— begin —

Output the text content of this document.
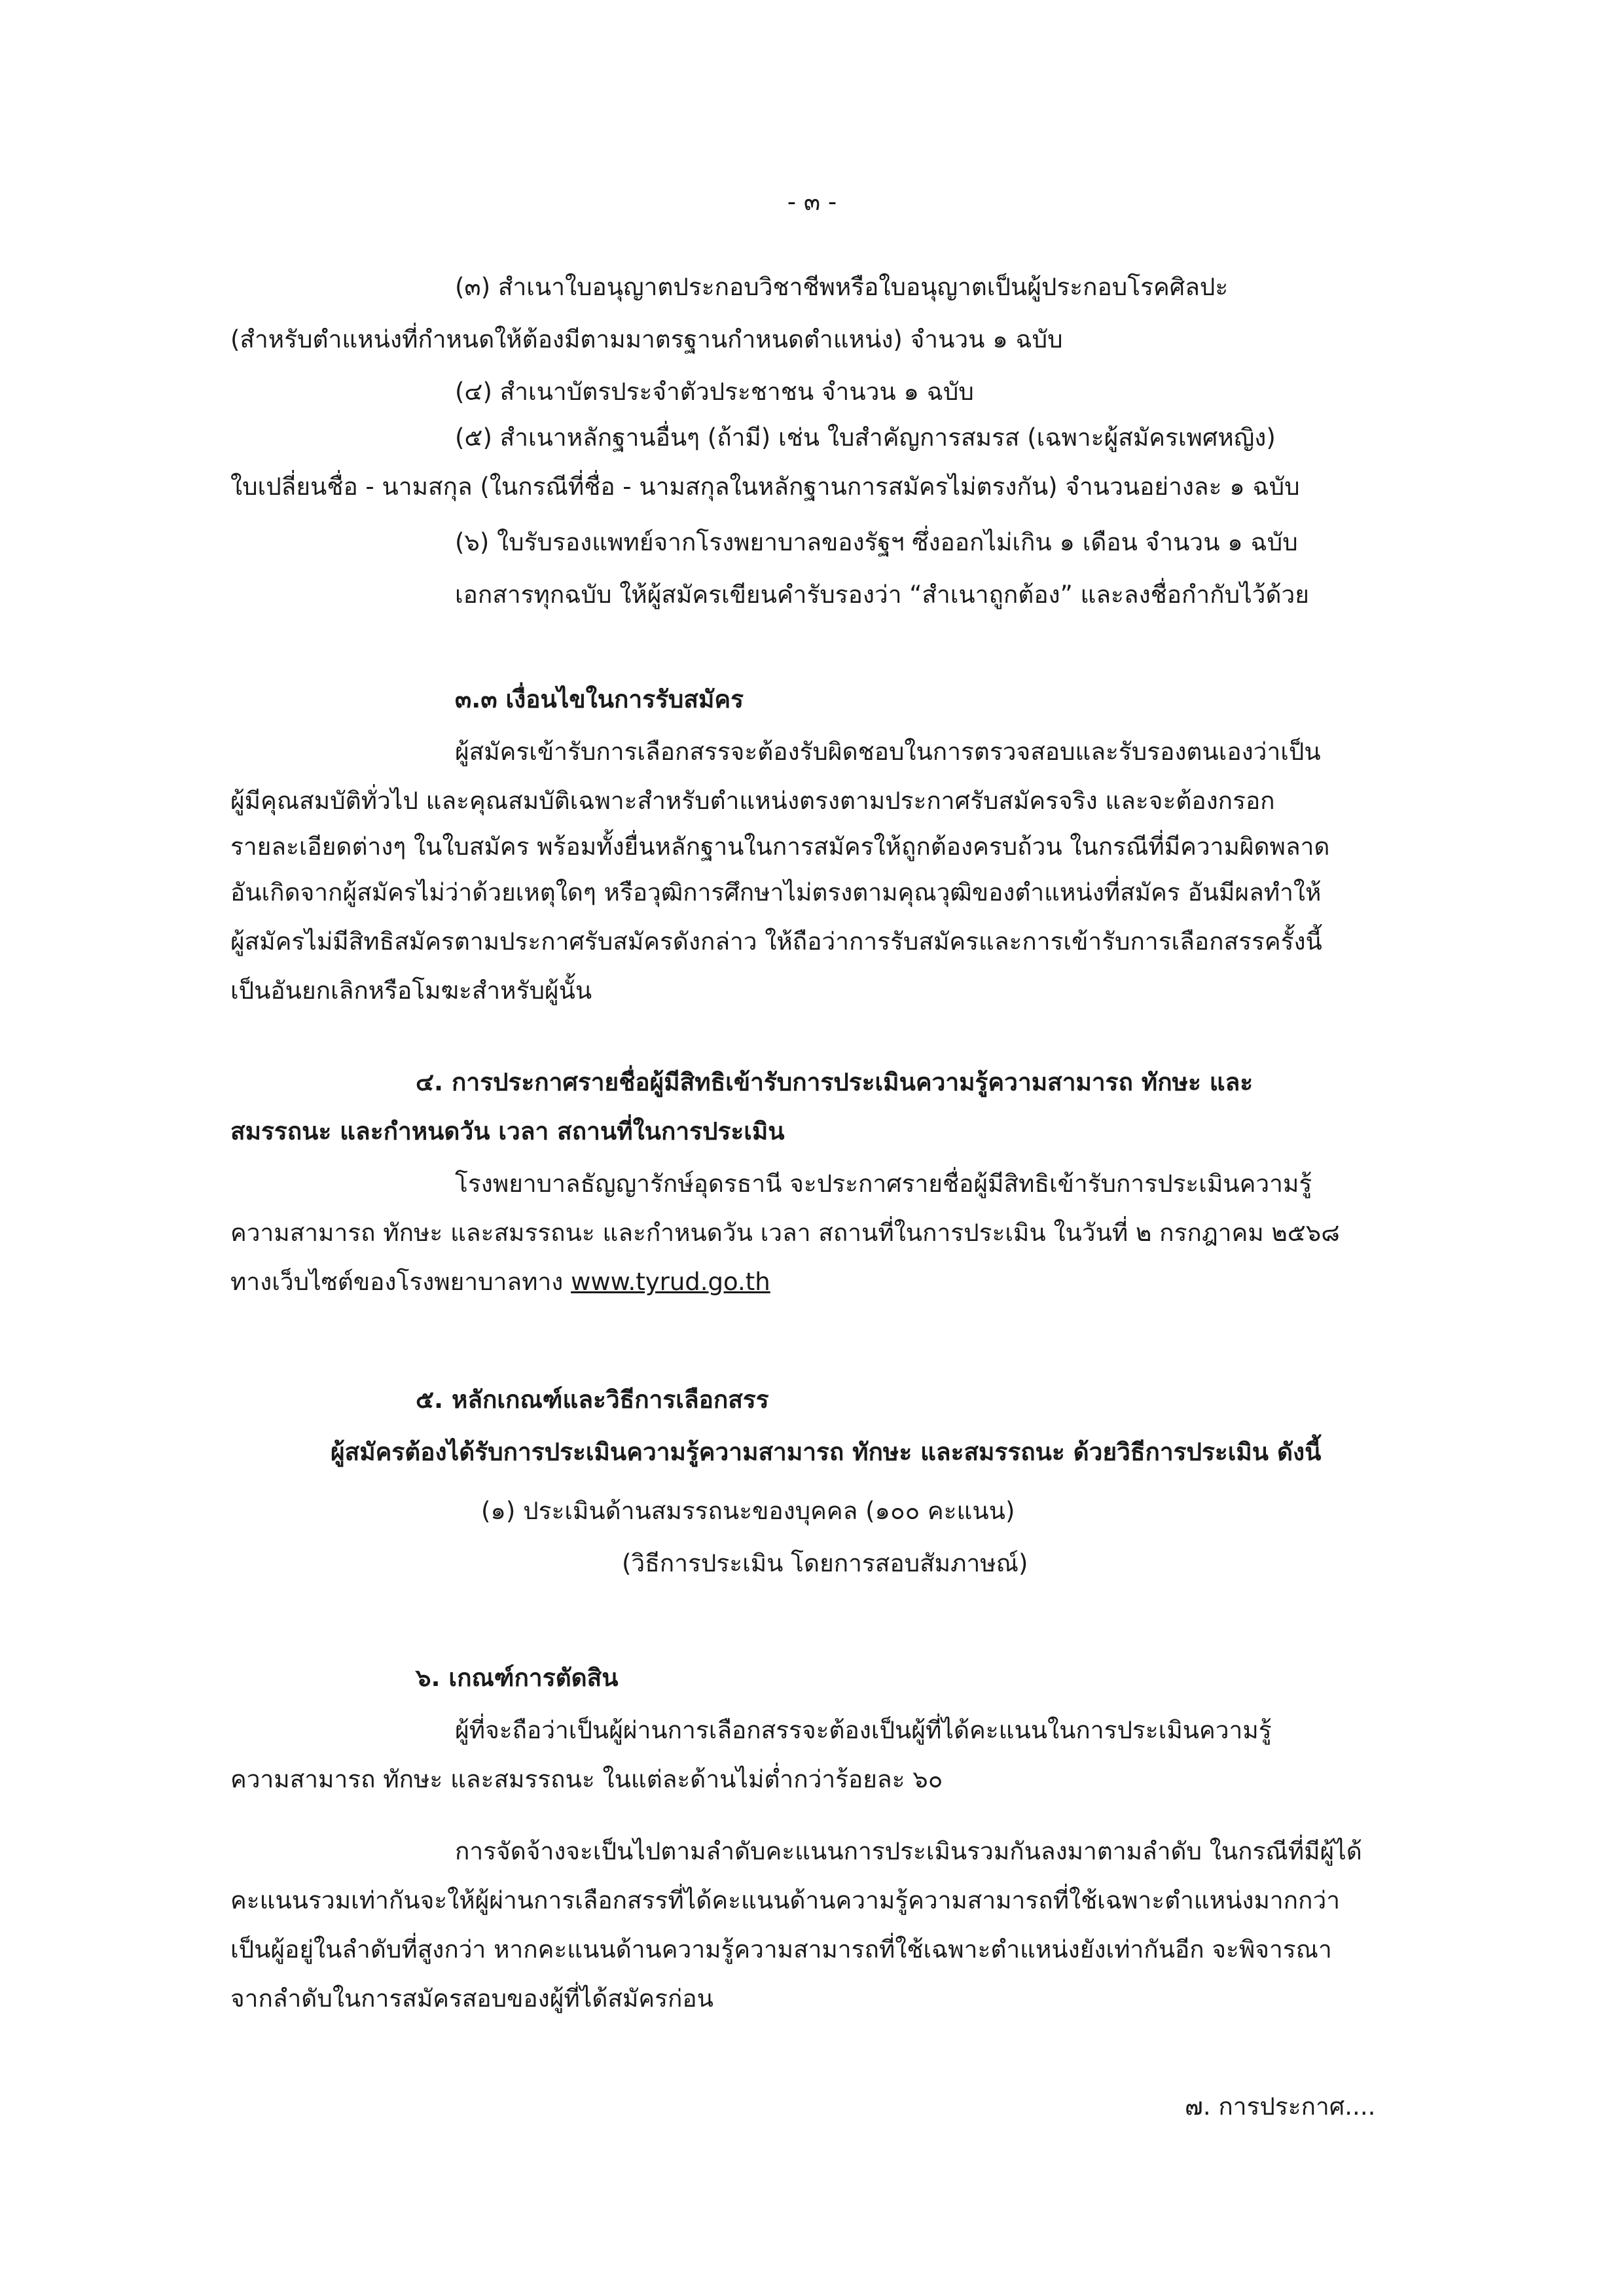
- ๓ -
(๓) สำเนาใบอนุญาตประกอบวิชาชีพหรือใบอนุญาตเป็นผู้ประกอบโรคศิลปะ
(สำหรับตำแหน่งที่กำหนดให้ต้องมีตามมาตรฐานกำหนดตำแหน่ง) จำนวน ๑ ฉบับ
(๔) สำเนาบัตรประจำตัวประชาชน จำนวน ๑ ฉบับ
(๕) สำเนาหลักฐานอื่นๆ (ถ้ามี) เช่น ใบสำคัญการสมรส (เฉพาะผู้สมัครเพศหญิง)
ใบเปลี่ยนชื่อ - นามสกุล (ในกรณีที่ชื่อ - นามสกุลในหลักฐานการสมัครไม่ตรงกัน) จำนวนอย่างละ ๑ ฉบับ
(๖) ใบรับรองแพทย์จากโรงพยาบาลของรัฐฯ ซึ่งออกไม่เกิน ๑ เดือน จำนวน ๑ ฉบับ
เอกสารทุกฉบับ ให้ผู้สมัครเขียนคำรับรองว่า “สำเนาถูกต้อง” และลงชื่อกำกับไว้ด้วย
๓.๓ เงื่อนไขในการรับสมัคร
ผู้สมัครเข้ารับการเลือกสรรจะต้องรับผิดชอบในการตรวจสอบและรับรองตนเองว่าเป็น
ผู้มีคุณสมบัติทั่วไป และคุณสมบัติเฉพาะสำหรับตำแหน่งตรงตามประกาศรับสมัครจริง และจะต้องกรอก
รายละเอียดต่างๆ ในใบสมัคร พร้อมทั้งยื่นหลักฐานในการสมัครให้ถูกต้องครบถ้วน ในกรณีที่มีความผิดพลาด
อันเกิดจากผู้สมัครไม่ว่าด้วยเหตุใดๆ หรือวุฒิการศึกษาไม่ตรงตามคุณวุฒิของตำแหน่งที่สมัคร อันมีผลทำให้
ผู้สมัครไม่มีสิทธิสมัครตามประกาศรับสมัครดังกล่าว ให้ถือว่าการรับสมัครและการเข้ารับการเลือกสรรครั้งนี้
เป็นอันยกเลิกหรือโมฆะสำหรับผู้นั้น
๔. การประกาศรายชื่อผู้มีสิทธิเข้ารับการประเมินความรู้ความสามารถ ทักษะ และ
สมรรถนะ และกำหนดวัน เวลา สถานที่ในการประเมิน
โรงพยาบาลธัญญารักษ์อุดรธานี จะประกาศรายชื่อผู้มีสิทธิเข้ารับการประเมินความรู้
ความสามารถ ทักษะ และสมรรถนะ และกำหนดวัน เวลา สถานที่ในการประเมิน ในวันที่ ๒ กรกฎาคม ๒๕๖๘
ทางเว็บไซต์ของโรงพยาบาลทาง www.tyrud.go.th
๕. หลักเกณฑ์และวิธีการเลือกสรร
ผู้สมัครต้องได้รับการประเมินความรู้ความสามารถ ทักษะ และสมรรถนะ ด้วยวิธีการประเมิน ดังนี้
(๑) ประเมินด้านสมรรถนะของบุคคล (๑๐๐ คะแนน)
(วิธีการประเมิน โดยการสอบสัมภาษณ์)
๖. เกณฑ์การตัดสิน
ผู้ที่จะถือว่าเป็นผู้ผ่านการเลือกสรรจะต้องเป็นผู้ที่ได้คะแนนในการประเมินความรู้
ความสามารถ ทักษะ และสมรรถนะ ในแต่ละด้านไม่ต่ำกว่าร้อยละ ๖๐
การจัดจ้างจะเป็นไปตามลำดับคะแนนการประเมินรวมกันลงมาตามลำดับ ในกรณีที่มีผู้ได้
คะแนนรวมเท่ากันจะให้ผู้ผ่านการเลือกสรรที่ได้คะแนนด้านความรู้ความสามารถที่ใช้เฉพาะตำแหน่งมากกว่า
เป็นผู้อยู่ในลำดับที่สูงกว่า หากคะแนนด้านความรู้ความสามารถที่ใช้เฉพาะตำแหน่งยังเท่ากันอีก จะพิจารณา
จากลำดับในการสมัครสอบของผู้ที่ได้สมัครก่อน
๗. การประกาศ....
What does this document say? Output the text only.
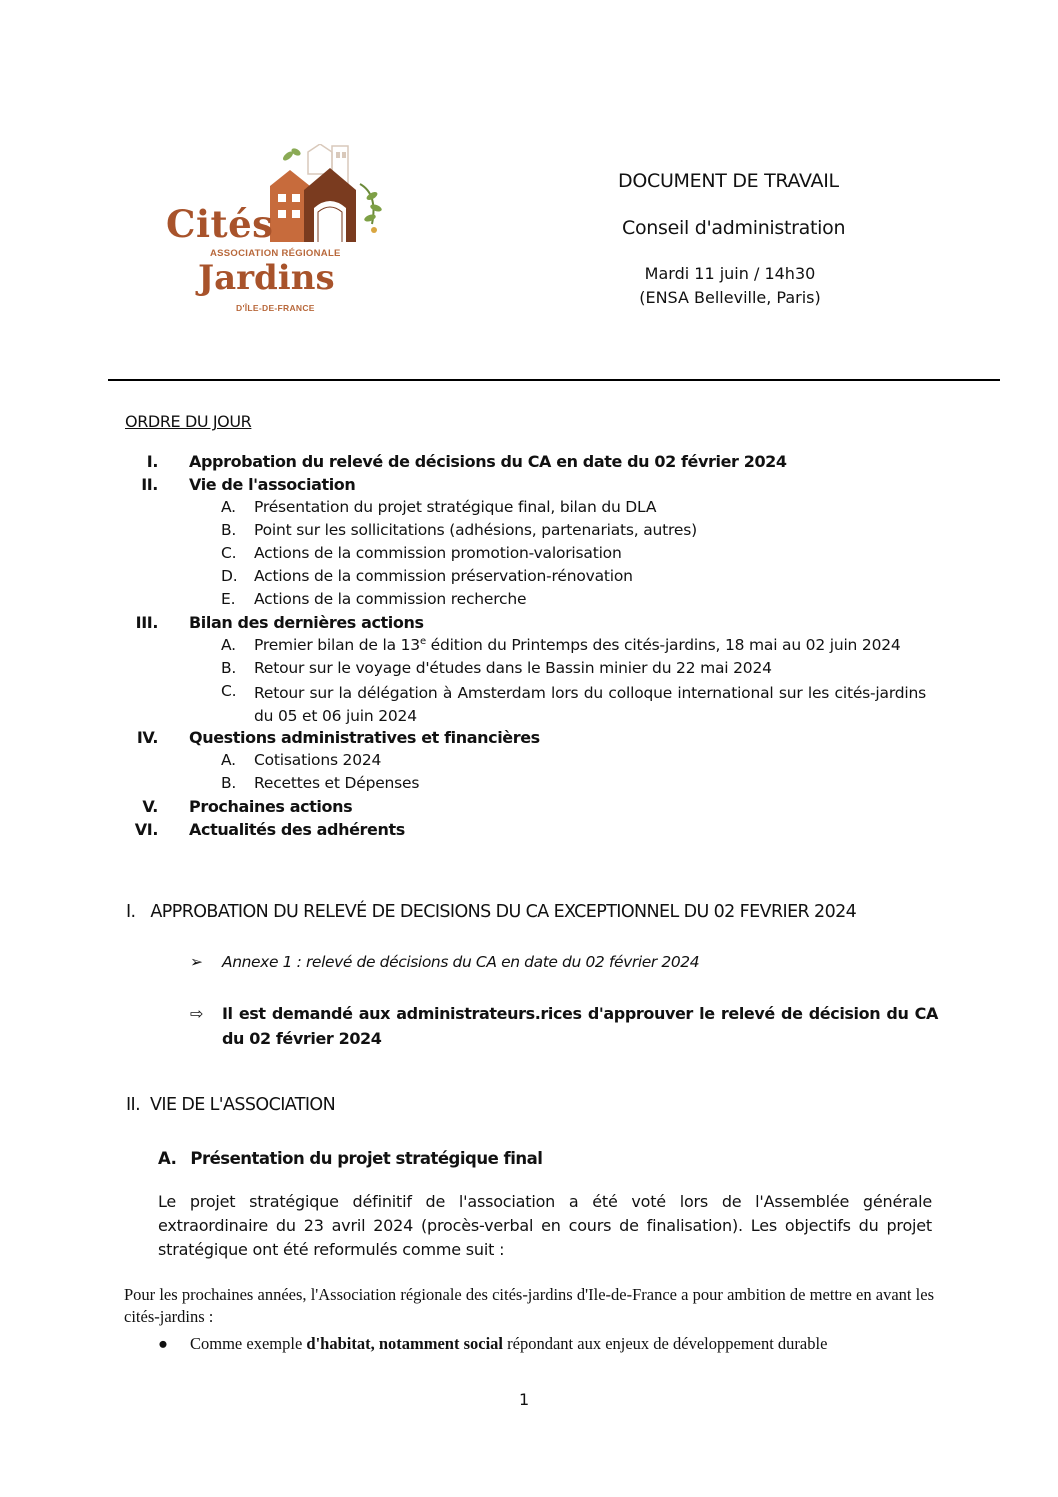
Cités
ASSOCIATION RÉGIONALE
Jardins
D'ÎLE-DE-FRANCE
DOCUMENT DE TRAVAIL
Conseil d'administration
Mardi 11 juin / 14h30
(ENSA Belleville, Paris)
ORDRE DU JOUR
I. Approbation du relevé de décisions du CA en date du 02 février 2024
II. Vie de l'association
A. Présentation du projet stratégique final, bilan du DLA
B. Point sur les sollicitations (adhésions, partenariats, autres)
C. Actions de la commission promotion-valorisation
D. Actions de la commission préservation-rénovation
E. Actions de la commission recherche
III. Bilan des dernières actions
A. Premier bilan de la 13e édition du Printemps des cités-jardins, 18 mai au 02 juin 2024
B. Retour sur le voyage d'études dans le Bassin minier du 22 mai 2024
C. Retour sur la délégation à Amsterdam lors du colloque international sur les cités-jardins du 05 et 06 juin 2024
IV. Questions administratives et financières
A. Cotisations 2024
B. Recettes et Dépenses
V. Prochaines actions
VI. Actualités des adhérents
I.   APPROBATION DU RELEVÉ DE DECISIONS DU CA EXCEPTIONNEL DU 02 FEVRIER 2024
➢ Annexe 1 : relevé de décisions du CA en date du 02 février 2024
⇨ Il est demandé aux administrateurs.rices d'approuver le relevé de décision du CA du 02 février 2024
II.  VIE DE L'ASSOCIATION
A. Présentation du projet stratégique final
Le projet stratégique définitif de l'association a été voté lors de l'Assemblée générale extraordinaire du 23 avril 2024 (procès-verbal en cours de finalisation). Les objectifs du projet stratégique ont été reformulés comme suit :
Pour les prochaines années, l'Association régionale des cités-jardins d'Ile-de-France a pour ambition de mettre en avant les cités-jardins :
● Comme exemple d'habitat, notamment social répondant aux enjeux de développement durable
1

— end —

OBJECTIVE:
Verbatim reproduction of every record is required; images are left out.

WRITTEN RESPONSE:
Output the text content of this document.
- ๓ -
(๓) สำเนาใบอนุญาตประกอบวิชาชีพหรือใบอนุญาตเป็นผู้ประกอบโรคศิลปะ
(สำหรับตำแหน่งที่กำหนดให้ต้องมีตามมาตรฐานกำหนดตำแหน่ง) จำนวน ๑ ฉบับ
(๔) สำเนาบัตรประจำตัวประชาชน จำนวน ๑ ฉบับ
(๕) สำเนาหลักฐานอื่นๆ (ถ้ามี) เช่น ใบสำคัญการสมรส (เฉพาะผู้สมัครเพศหญิง)
ใบเปลี่ยนชื่อ - นามสกุล (ในกรณีที่ชื่อ - นามสกุลในหลักฐานการสมัครไม่ตรงกัน) จำนวนอย่างละ ๑ ฉบับ
(๖) ใบรับรองแพทย์จากโรงพยาบาลของรัฐฯ ซึ่งออกไม่เกิน ๑ เดือน จำนวน ๑ ฉบับ
เอกสารทุกฉบับ ให้ผู้สมัครเขียนคำรับรองว่า “สำเนาถูกต้อง” และลงชื่อกำกับไว้ด้วย
๓.๓ เงื่อนไขในการรับสมัคร
ผู้สมัครเข้ารับการเลือกสรรจะต้องรับผิดชอบในการตรวจสอบและรับรองตนเองว่าเป็น
ผู้มีคุณสมบัติทั่วไป และคุณสมบัติเฉพาะสำหรับตำแหน่งตรงตามประกาศรับสมัครจริง และจะต้องกรอก
รายละเอียดต่างๆ ในใบสมัคร พร้อมทั้งยื่นหลักฐานในการสมัครให้ถูกต้องครบถ้วน ในกรณีที่มีความผิดพลาด
อันเกิดจากผู้สมัครไม่ว่าด้วยเหตุใดๆ หรือวุฒิการศึกษาไม่ตรงตามคุณวุฒิของตำแหน่งที่สมัคร อันมีผลทำให้
ผู้สมัครไม่มีสิทธิสมัครตามประกาศรับสมัครดังกล่าว ให้ถือว่าการรับสมัครและการเข้ารับการเลือกสรรครั้งนี้
เป็นอันยกเลิกหรือโมฆะสำหรับผู้นั้น
๔. การประกาศรายชื่อผู้มีสิทธิเข้ารับการประเมินความรู้ความสามารถ ทักษะ และ
สมรรถนะ และกำหนดวัน เวลา สถานที่ในการประเมิน
โรงพยาบาลธัญญารักษ์อุดรธานี จะประกาศรายชื่อผู้มีสิทธิเข้ารับการประเมินความรู้
ความสามารถ ทักษะ และสมรรถนะ และกำหนดวัน เวลา สถานที่ในการประเมิน ในวันที่ ๒ กรกฎาคม ๒๕๖๘
ทางเว็บไซต์ของโรงพยาบาลทาง www.tyrud.go.th
๕. หลักเกณฑ์และวิธีการเลือกสรร
ผู้สมัครต้องได้รับการประเมินความรู้ความสามารถ ทักษะ และสมรรถนะ ด้วยวิธีการประเมิน ดังนี้
(๑) ประเมินด้านสมรรถนะของบุคคล (๑๐๐ คะแนน)
(วิธีการประเมิน โดยการสอบสัมภาษณ์)
๖. เกณฑ์การตัดสิน
ผู้ที่จะถือว่าเป็นผู้ผ่านการเลือกสรรจะต้องเป็นผู้ที่ได้คะแนนในการประเมินความรู้
ความสามารถ ทักษะ และสมรรถนะ ในแต่ละด้านไม่ต่ำกว่าร้อยละ ๖๐
การจัดจ้างจะเป็นไปตามลำดับคะแนนการประเมินรวมกันลงมาตามลำดับ ในกรณีที่มีผู้ได้
คะแนนรวมเท่ากันจะให้ผู้ผ่านการเลือกสรรที่ได้คะแนนด้านความรู้ความสามารถที่ใช้เฉพาะตำแหน่งมากกว่า
เป็นผู้อยู่ในลำดับที่สูงกว่า หากคะแนนด้านความรู้ความสามารถที่ใช้เฉพาะตำแหน่งยังเท่ากันอีก จะพิจารณา
จากลำดับในการสมัครสอบของผู้ที่ได้สมัครก่อน
๗. การประกาศ....
What does this document say? Output the text only.
Cités
ASSOCIATION RÉGIONALE
Jardins
D'ÎLE-DE-FRANCE
DOCUMENT DE TRAVAIL
Conseil d'administration
Mardi 11 juin / 14h30
(ENSA Belleville, Paris)
ORDRE DU JOUR
I. Approbation du relevé de décisions du CA en date du 02 février 2024
II. Vie de l'association
A. Présentation du projet stratégique final, bilan du DLA
B. Point sur les sollicitations (adhésions, partenariats, autres)
C. Actions de la commission promotion-valorisation
D. Actions de la commission préservation-rénovation
E. Actions de la commission recherche
III. Bilan des dernières actions
A. Premier bilan de la 13e édition du Printemps des cités-jardins, 18 mai au 02 juin 2024
B. Retour sur le voyage d'études dans le Bassin minier du 22 mai 2024
C. Retour sur la délégation à Amsterdam lors du colloque international sur les cités-jardins du 05 et 06 juin 2024
IV. Questions administratives et financières
A. Cotisations 2024
B. Recettes et Dépenses
V. Prochaines actions
VI. Actualités des adhérents
I.   APPROBATION DU RELEVÉ DE DECISIONS DU CA EXCEPTIONNEL DU 02 FEVRIER 2024
➢ Annexe 1 : relevé de décisions du CA en date du 02 février 2024
⇨ Il est demandé aux administrateurs.rices d'approuver le relevé de décision du CA du 02 février 2024
II.  VIE DE L'ASSOCIATION
A. Présentation du projet stratégique final
Le projet stratégique définitif de l'association a été voté lors de l'Assemblée générale extraordinaire du 23 avril 2024 (procès-verbal en cours de finalisation). Les objectifs du projet stratégique ont été reformulés comme suit :
Pour les prochaines années, l'Association régionale des cités-jardins d'Ile-de-France a pour ambition de mettre en avant les cités-jardins :
● Comme exemple d'habitat, notamment social répondant aux enjeux de développement durable
1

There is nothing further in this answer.